(Data listing)
--------------------------------------------------

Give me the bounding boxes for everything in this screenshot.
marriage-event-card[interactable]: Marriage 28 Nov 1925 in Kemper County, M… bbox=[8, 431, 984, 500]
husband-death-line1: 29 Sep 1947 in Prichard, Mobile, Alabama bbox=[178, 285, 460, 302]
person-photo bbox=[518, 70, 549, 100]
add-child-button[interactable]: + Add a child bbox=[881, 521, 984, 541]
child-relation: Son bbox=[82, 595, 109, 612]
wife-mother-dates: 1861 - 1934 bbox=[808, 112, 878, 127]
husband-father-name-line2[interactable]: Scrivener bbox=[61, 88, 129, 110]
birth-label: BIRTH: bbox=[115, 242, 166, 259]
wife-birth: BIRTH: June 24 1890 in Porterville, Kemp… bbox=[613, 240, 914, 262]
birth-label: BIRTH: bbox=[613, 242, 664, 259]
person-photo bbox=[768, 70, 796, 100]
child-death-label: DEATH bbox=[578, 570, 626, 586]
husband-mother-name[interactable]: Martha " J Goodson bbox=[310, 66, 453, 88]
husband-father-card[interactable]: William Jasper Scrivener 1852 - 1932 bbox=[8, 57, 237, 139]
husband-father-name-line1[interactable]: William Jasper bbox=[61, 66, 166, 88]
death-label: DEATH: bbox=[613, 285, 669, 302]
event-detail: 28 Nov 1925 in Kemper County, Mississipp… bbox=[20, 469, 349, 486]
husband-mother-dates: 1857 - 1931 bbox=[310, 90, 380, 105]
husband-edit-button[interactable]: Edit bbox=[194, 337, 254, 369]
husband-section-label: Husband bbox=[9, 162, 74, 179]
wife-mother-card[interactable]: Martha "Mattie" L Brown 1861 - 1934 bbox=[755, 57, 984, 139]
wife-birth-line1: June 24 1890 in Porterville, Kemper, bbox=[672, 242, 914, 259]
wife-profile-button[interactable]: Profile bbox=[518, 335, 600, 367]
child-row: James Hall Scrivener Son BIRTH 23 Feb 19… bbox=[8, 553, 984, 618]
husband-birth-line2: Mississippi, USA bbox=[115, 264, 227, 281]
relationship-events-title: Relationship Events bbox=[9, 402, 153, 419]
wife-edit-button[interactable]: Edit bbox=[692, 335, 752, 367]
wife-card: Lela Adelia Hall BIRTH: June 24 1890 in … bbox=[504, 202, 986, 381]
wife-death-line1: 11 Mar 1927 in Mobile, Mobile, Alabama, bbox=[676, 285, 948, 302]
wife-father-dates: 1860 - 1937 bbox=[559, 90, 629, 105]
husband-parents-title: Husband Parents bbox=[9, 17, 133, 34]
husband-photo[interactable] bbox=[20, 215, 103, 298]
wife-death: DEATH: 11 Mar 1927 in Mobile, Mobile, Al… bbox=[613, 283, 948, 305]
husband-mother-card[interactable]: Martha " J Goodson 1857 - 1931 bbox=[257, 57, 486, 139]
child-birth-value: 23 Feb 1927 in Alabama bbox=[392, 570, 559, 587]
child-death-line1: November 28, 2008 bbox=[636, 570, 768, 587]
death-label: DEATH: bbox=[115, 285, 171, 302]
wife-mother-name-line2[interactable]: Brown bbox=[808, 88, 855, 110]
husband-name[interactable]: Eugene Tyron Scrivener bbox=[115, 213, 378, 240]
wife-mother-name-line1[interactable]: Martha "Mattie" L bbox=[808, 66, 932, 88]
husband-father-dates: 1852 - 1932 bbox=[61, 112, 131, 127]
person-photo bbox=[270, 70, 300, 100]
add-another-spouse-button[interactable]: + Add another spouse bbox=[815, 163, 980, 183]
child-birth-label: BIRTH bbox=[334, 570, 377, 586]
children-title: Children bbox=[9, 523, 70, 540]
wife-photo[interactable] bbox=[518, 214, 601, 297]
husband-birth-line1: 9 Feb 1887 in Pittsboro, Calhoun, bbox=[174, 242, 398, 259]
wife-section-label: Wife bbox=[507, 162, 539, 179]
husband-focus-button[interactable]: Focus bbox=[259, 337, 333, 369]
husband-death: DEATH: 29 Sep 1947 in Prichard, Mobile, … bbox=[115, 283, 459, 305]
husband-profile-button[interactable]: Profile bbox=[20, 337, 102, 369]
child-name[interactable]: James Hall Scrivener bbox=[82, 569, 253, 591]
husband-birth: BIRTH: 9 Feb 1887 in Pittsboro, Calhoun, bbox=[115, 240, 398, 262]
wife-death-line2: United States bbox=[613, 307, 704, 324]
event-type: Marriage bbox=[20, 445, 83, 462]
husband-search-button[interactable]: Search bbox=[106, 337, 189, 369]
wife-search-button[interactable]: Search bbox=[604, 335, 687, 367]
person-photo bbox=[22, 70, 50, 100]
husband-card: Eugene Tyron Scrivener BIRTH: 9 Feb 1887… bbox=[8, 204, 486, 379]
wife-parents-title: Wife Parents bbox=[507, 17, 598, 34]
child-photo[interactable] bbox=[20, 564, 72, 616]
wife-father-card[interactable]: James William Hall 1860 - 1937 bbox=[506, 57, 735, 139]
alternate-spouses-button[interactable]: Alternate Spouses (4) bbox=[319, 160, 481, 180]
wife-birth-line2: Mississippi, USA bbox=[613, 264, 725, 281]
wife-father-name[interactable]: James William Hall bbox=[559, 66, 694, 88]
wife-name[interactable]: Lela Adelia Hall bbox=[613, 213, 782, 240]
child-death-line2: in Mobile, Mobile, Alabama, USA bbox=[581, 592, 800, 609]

--------------------------------------------------

Recast the listing above as a Markdown table with the columns No. and Entry. Give each nonblank line its own numbered row.

Exercise result:
| No. | Entry |
|---|---|
| 1 | Give me the bounding boxes for everything in this screenshot. |
| 2 | marriage-event-card[interactable]: Marriage 28 Nov 1925 in Kemper County, M… bbox=[8, 431, 984, 500] |
| 3 | husband-death-line1: 29 Sep 1947 in Prichard, Mobile, Alabama bbox=[178, 285, 460, 302] |
| 4 | person-photo bbox=[518, 70, 549, 100] |
| 5 | add-child-button[interactable]: + Add a child bbox=[881, 521, 984, 541] |
| 6 | child-relation: Son bbox=[82, 595, 109, 612] |
| 7 | wife-mother-dates: 1861 - 1934 bbox=[808, 112, 878, 127] |
| 8 | husband-father-name-line2[interactable]: Scrivener bbox=[61, 88, 129, 110] |
| 9 | birth-label: BIRTH: bbox=[115, 242, 166, 259] |
| 10 | wife-birth: BIRTH: June 24 1890 in Porterville, Kemp… bbox=[613, 240, 914, 262] |
| 11 | birth-label: BIRTH: bbox=[613, 242, 664, 259] |
| 12 | person-photo bbox=[768, 70, 796, 100] |
| 13 | child-death-label: DEATH bbox=[578, 570, 626, 586] |
| 14 | husband-mother-name[interactable]: Martha " J Goodson bbox=[310, 66, 453, 88] |
| 15 | husband-father-card[interactable]: William Jasper Scrivener 1852 - 1932 bbox=[8, 57, 237, 139] |
| 16 | husband-father-name-line1[interactable]: William Jasper bbox=[61, 66, 166, 88] |
| 17 | death-label: DEATH: bbox=[613, 285, 669, 302] |
| 18 | event-detail: 28 Nov 1925 in Kemper County, Mississipp… bbox=[20, 469, 349, 486] |
| 19 | husband-mother-dates: 1857 - 1931 bbox=[310, 90, 380, 105] |
| 20 | husband-edit-button[interactable]: Edit bbox=[194, 337, 254, 369] |
| 21 | husband-section-label: Husband bbox=[9, 162, 74, 179] |
| 22 | wife-mother-card[interactable]: Martha "Mattie" L Brown 1861 - 1934 bbox=[755, 57, 984, 139] |
| 23 | wife-birth-line1: June 24 1890 in Porterville, Kemper, bbox=[672, 242, 914, 259] |
| 24 | wife-profile-button[interactable]: Profile bbox=[518, 335, 600, 367] |
| 25 | child-row: James Hall Scrivener Son BIRTH 23 Feb 19… bbox=[8, 553, 984, 618] |
| 26 | husband-birth-line2: Mississippi, USA bbox=[115, 264, 227, 281] |
| 27 | relationship-events-title: Relationship Events bbox=[9, 402, 153, 419] |
| 28 | wife-edit-button[interactable]: Edit bbox=[692, 335, 752, 367] |
| 29 | wife-card: Lela Adelia Hall BIRTH: June 24 1890 in … bbox=[504, 202, 986, 381] |
| 30 | wife-death-line1: 11 Mar 1927 in Mobile, Mobile, Alabama, bbox=[676, 285, 948, 302] |
| 31 | wife-father-dates: 1860 - 1937 bbox=[559, 90, 629, 105] |
| 32 | husband-parents-title: Husband Parents bbox=[9, 17, 133, 34] |
| 33 | husband-photo[interactable] bbox=[20, 215, 103, 298] |
| 34 | wife-death: DEATH: 11 Mar 1927 in Mobile, Mobile, Al… bbox=[613, 283, 948, 305] |
| 35 | husband-mother-card[interactable]: Martha " J Goodson 1857 - 1931 bbox=[257, 57, 486, 139] |
| 36 | child-birth-value: 23 Feb 1927 in Alabama bbox=[392, 570, 559, 587] |
| 37 | child-death-line1: November 28, 2008 bbox=[636, 570, 768, 587] |
| 38 | death-label: DEATH: bbox=[115, 285, 171, 302] |
| 39 | wife-mother-name-line2[interactable]: Brown bbox=[808, 88, 855, 110] |
| 40 | husband-name[interactable]: Eugene Tyron Scrivener bbox=[115, 213, 378, 240] |
| 41 | wife-mother-name-line1[interactable]: Martha "Mattie" L bbox=[808, 66, 932, 88] |
| 42 | husband-father-dates: 1852 - 1932 bbox=[61, 112, 131, 127] |
| 43 | person-photo bbox=[270, 70, 300, 100] |
| 44 | add-another-spouse-button[interactable]: + Add another spouse bbox=[815, 163, 980, 183] |
| 45 | child-birth-label: BIRTH bbox=[334, 570, 377, 586] |
| 46 | children-title: Children bbox=[9, 523, 70, 540] |
| 47 | wife-photo[interactable] bbox=[518, 214, 601, 297] |
| 48 | husband-birth-line1: 9 Feb 1887 in Pittsboro, Calhoun, bbox=[174, 242, 398, 259] |
| 49 | wife-section-label: Wife bbox=[507, 162, 539, 179] |
| 50 | husband-focus-button[interactable]: Focus bbox=[259, 337, 333, 369] |
| 51 | husband-death: DEATH: 29 Sep 1947 in Prichard, Mobile, … bbox=[115, 283, 459, 305] |
| 52 | husband-profile-button[interactable]: Profile bbox=[20, 337, 102, 369] |
| 53 | child-name[interactable]: James Hall Scrivener bbox=[82, 569, 253, 591] |
| 54 | husband-birth: BIRTH: 9 Feb 1887 in Pittsboro, Calhoun, bbox=[115, 240, 398, 262] |
| 55 | wife-death-line2: United States bbox=[613, 307, 704, 324] |
| 56 | event-type: Marriage bbox=[20, 445, 83, 462] |
| 57 | husband-search-button[interactable]: Search bbox=[106, 337, 189, 369] |
| 58 | wife-search-button[interactable]: Search bbox=[604, 335, 687, 367] |
| 59 | person-photo bbox=[22, 70, 50, 100] |
| 60 | husband-card: Eugene Tyron Scrivener BIRTH: 9 Feb 1887… bbox=[8, 204, 486, 379] |
| 61 | wife-parents-title: Wife Parents bbox=[507, 17, 598, 34] |
| 62 | child-photo[interactable] bbox=[20, 564, 72, 616] |
| 63 | wife-father-card[interactable]: James William Hall 1860 - 1937 bbox=[506, 57, 735, 139] |
| 64 | alternate-spouses-button[interactable]: Alternate Spouses (4) bbox=[319, 160, 481, 180] |
| 65 | wife-birth-line2: Mississippi, USA bbox=[613, 264, 725, 281] |
| 66 | wife-father-name[interactable]: James William Hall bbox=[559, 66, 694, 88] |
| 67 | wife-name[interactable]: Lela Adelia Hall bbox=[613, 213, 782, 240] |
| 68 | child-death-line2: in Mobile, Mobile, Alabama, USA bbox=[581, 592, 800, 609] |